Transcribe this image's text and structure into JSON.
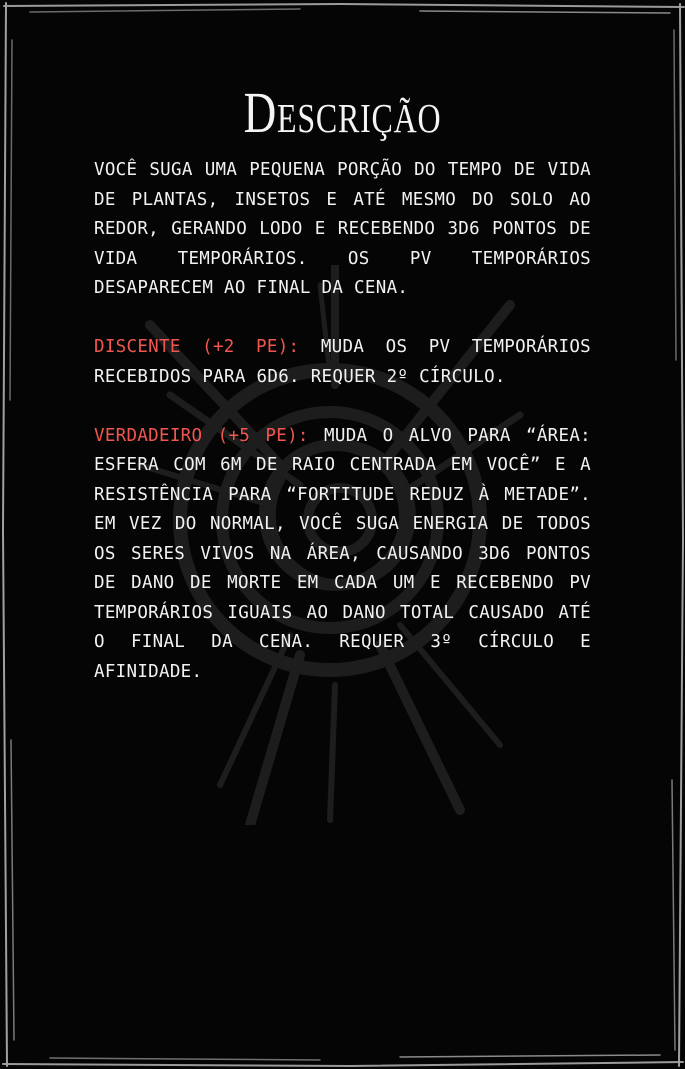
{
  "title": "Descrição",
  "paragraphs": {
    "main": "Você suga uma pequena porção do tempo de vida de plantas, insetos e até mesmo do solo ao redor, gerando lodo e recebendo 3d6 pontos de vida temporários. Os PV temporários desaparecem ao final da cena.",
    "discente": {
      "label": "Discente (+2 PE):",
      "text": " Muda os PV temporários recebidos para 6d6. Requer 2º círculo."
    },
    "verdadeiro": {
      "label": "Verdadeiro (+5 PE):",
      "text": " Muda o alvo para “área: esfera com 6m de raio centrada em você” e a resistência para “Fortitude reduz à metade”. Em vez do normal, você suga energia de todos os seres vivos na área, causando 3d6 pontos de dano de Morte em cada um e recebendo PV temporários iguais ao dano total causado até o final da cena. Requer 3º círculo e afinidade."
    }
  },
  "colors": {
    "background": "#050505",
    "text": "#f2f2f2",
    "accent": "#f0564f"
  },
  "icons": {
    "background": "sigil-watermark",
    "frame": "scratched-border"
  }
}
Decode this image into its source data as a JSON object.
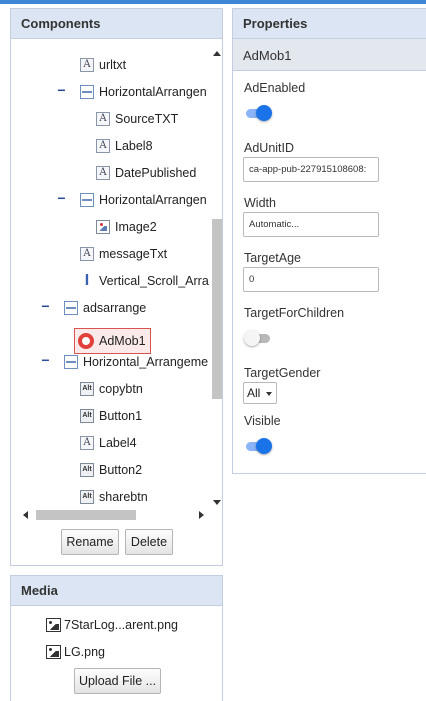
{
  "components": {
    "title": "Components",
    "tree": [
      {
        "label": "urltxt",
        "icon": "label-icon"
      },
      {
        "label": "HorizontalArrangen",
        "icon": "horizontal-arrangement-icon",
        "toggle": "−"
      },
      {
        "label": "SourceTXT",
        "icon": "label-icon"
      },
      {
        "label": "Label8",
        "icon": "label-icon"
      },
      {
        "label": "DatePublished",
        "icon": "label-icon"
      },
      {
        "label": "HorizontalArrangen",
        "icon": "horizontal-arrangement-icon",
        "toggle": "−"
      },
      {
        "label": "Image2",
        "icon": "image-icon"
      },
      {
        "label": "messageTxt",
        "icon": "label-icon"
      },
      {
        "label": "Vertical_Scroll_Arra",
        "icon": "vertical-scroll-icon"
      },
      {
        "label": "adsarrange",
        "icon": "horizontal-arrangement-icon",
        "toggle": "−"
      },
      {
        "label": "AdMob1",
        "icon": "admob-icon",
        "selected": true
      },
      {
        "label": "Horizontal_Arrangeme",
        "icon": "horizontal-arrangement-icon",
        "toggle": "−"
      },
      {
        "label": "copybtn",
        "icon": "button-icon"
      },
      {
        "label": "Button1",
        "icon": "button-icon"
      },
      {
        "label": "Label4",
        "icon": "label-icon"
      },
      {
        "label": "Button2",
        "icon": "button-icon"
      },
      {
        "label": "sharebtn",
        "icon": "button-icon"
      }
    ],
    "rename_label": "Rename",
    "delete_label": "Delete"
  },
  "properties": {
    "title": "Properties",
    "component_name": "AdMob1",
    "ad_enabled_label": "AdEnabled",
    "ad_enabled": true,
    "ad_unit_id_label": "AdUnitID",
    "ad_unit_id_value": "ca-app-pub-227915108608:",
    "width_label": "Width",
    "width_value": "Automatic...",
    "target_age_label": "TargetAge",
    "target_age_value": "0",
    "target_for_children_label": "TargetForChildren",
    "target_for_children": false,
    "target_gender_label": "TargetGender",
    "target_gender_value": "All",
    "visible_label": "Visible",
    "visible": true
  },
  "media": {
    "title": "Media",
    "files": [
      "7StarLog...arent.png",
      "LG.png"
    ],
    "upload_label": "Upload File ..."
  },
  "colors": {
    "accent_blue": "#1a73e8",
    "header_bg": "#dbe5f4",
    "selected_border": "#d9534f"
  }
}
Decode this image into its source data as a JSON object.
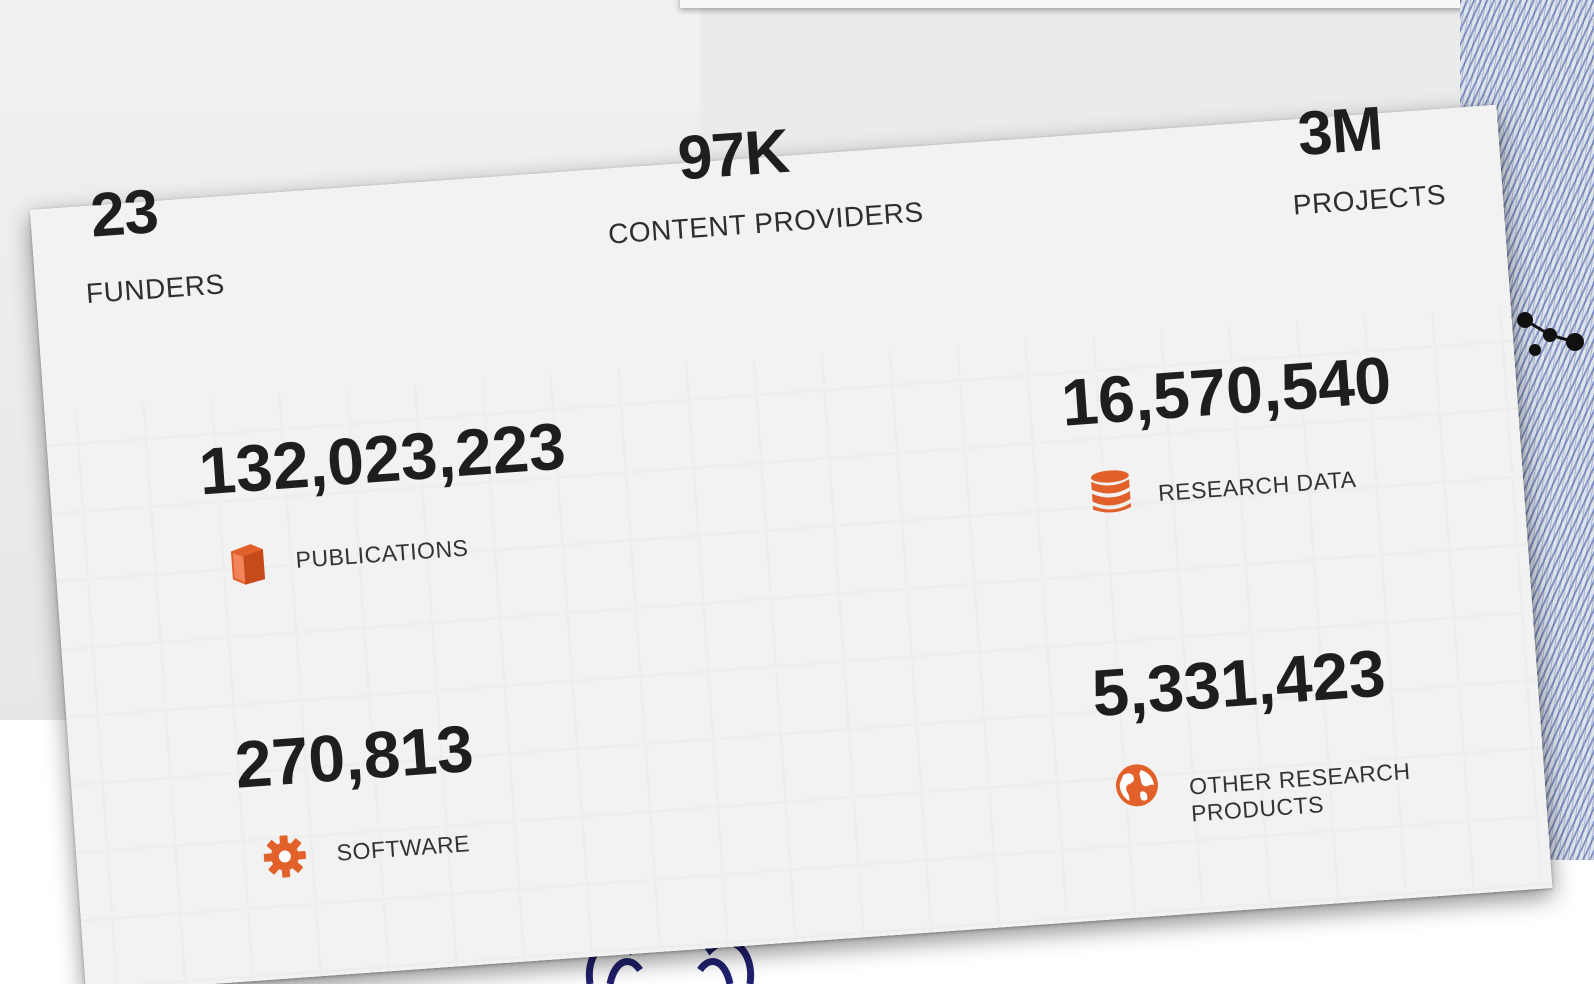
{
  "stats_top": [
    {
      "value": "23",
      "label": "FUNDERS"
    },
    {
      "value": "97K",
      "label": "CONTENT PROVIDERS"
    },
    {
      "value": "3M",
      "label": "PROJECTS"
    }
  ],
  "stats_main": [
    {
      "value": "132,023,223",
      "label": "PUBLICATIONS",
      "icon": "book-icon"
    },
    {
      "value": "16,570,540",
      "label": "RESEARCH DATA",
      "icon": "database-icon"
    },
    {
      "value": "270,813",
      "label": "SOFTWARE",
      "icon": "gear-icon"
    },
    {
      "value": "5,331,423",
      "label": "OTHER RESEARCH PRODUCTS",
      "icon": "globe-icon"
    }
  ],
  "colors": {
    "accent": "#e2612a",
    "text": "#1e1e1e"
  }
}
**********
What you are asked to do | Transcribe all of the entries word for word, but skip any pictures they contain.

Exercise response |
Transcribe this image's text and structure into JSON.
{
  "title": "Descrição",
  "paragraphs": {
    "main": "Você suga uma pequena porção do tempo de vida de plantas, insetos e até mesmo do solo ao redor, gerando lodo e recebendo 3d6 pontos de vida temporários. Os PV temporários desaparecem ao final da cena.",
    "discente": {
      "label": "Discente (+2 PE):",
      "text": " Muda os PV temporários recebidos para 6d6. Requer 2º círculo."
    },
    "verdadeiro": {
      "label": "Verdadeiro (+5 PE):",
      "text": " Muda o alvo para “área: esfera com 6m de raio centrada em você” e a resistência para “Fortitude reduz à metade”. Em vez do normal, você suga energia de todos os seres vivos na área, causando 3d6 pontos de dano de Morte em cada um e recebendo PV temporários iguais ao dano total causado até o final da cena. Requer 3º círculo e afinidade."
    }
  },
  "colors": {
    "background": "#050505",
    "text": "#f2f2f2",
    "accent": "#f0564f"
  },
  "icons": {
    "background": "sigil-watermark",
    "frame": "scratched-border"
  }
}
Decode this image into its source data as a JSON object.
{
  "components": {
    "title": "Components",
    "tree": [
      {
        "label": "urltxt",
        "icon": "label-icon"
      },
      {
        "label": "HorizontalArrangen",
        "icon": "horizontal-arrangement-icon",
        "toggle": "−"
      },
      {
        "label": "SourceTXT",
        "icon": "label-icon"
      },
      {
        "label": "Label8",
        "icon": "label-icon"
      },
      {
        "label": "DatePublished",
        "icon": "label-icon"
      },
      {
        "label": "HorizontalArrangen",
        "icon": "horizontal-arrangement-icon",
        "toggle": "−"
      },
      {
        "label": "Image2",
        "icon": "image-icon"
      },
      {
        "label": "messageTxt",
        "icon": "label-icon"
      },
      {
        "label": "Vertical_Scroll_Arra",
        "icon": "vertical-scroll-icon"
      },
      {
        "label": "adsarrange",
        "icon": "horizontal-arrangement-icon",
        "toggle": "−"
      },
      {
        "label": "AdMob1",
        "icon": "admob-icon",
        "selected": true
      },
      {
        "label": "Horizontal_Arrangeme",
        "icon": "horizontal-arrangement-icon",
        "toggle": "−"
      },
      {
        "label": "copybtn",
        "icon": "button-icon"
      },
      {
        "label": "Button1",
        "icon": "button-icon"
      },
      {
        "label": "Label4",
        "icon": "label-icon"
      },
      {
        "label": "Button2",
        "icon": "button-icon"
      },
      {
        "label": "sharebtn",
        "icon": "button-icon"
      }
    ],
    "rename_label": "Rename",
    "delete_label": "Delete"
  },
  "properties": {
    "title": "Properties",
    "component_name": "AdMob1",
    "ad_enabled_label": "AdEnabled",
    "ad_enabled": true,
    "ad_unit_id_label": "AdUnitID",
    "ad_unit_id_value": "ca-app-pub-227915108608:",
    "width_label": "Width",
    "width_value": "Automatic...",
    "target_age_label": "TargetAge",
    "target_age_value": "0",
    "target_for_children_label": "TargetForChildren",
    "target_for_children": false,
    "target_gender_label": "TargetGender",
    "target_gender_value": "All",
    "visible_label": "Visible",
    "visible": true
  },
  "media": {
    "title": "Media",
    "files": [
      "7StarLog...arent.png",
      "LG.png"
    ],
    "upload_label": "Upload File ..."
  },
  "colors": {
    "accent_blue": "#1a73e8",
    "header_bg": "#dbe5f4",
    "selected_border": "#d9534f"
  }
}
Decode this image into its source data as a JSON object.
{
  "stats_top": [
    {
      "value": "23",
      "label": "FUNDERS"
    },
    {
      "value": "97K",
      "label": "CONTENT PROVIDERS"
    },
    {
      "value": "3M",
      "label": "PROJECTS"
    }
  ],
  "stats_main": [
    {
      "value": "132,023,223",
      "label": "PUBLICATIONS",
      "icon": "book-icon"
    },
    {
      "value": "16,570,540",
      "label": "RESEARCH DATA",
      "icon": "database-icon"
    },
    {
      "value": "270,813",
      "label": "SOFTWARE",
      "icon": "gear-icon"
    },
    {
      "value": "5,331,423",
      "label": "OTHER RESEARCH PRODUCTS",
      "icon": "globe-icon"
    }
  ],
  "colors": {
    "accent": "#e2612a",
    "text": "#1e1e1e"
  }
}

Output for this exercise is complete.